REQUIREMENT >> Spot each line that carries the word "title"; copy those lines.
** start GIVEN DATA **
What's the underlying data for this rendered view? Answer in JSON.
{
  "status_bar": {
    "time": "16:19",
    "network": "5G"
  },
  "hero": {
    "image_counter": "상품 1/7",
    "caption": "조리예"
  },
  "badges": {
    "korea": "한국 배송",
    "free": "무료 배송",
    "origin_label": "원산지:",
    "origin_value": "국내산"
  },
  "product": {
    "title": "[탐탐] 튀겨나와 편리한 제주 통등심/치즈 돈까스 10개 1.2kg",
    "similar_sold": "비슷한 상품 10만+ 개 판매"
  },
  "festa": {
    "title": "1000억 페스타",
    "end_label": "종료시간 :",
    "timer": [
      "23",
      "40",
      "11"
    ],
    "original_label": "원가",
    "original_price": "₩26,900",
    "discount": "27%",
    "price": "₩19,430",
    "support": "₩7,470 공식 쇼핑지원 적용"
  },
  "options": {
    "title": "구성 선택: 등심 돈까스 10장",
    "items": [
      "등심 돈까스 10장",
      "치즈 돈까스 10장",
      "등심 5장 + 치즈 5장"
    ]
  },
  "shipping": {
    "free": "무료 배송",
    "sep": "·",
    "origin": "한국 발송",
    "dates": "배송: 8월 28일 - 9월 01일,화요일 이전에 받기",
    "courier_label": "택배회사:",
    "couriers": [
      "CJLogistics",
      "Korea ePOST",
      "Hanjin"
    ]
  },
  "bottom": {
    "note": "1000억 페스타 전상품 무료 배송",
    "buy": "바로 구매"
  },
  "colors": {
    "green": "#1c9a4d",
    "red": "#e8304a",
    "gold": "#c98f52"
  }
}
** end GIVEN DATA **
WRITTEN RESPONSE >>
    "title": "[탐탐] 튀겨나와 편리한 제주 통등심/치즈 돈까스 10개 1.2kg",
    "title": "1000억 페스타",
    "title": "구성 선택: 등심 돈까스 10장",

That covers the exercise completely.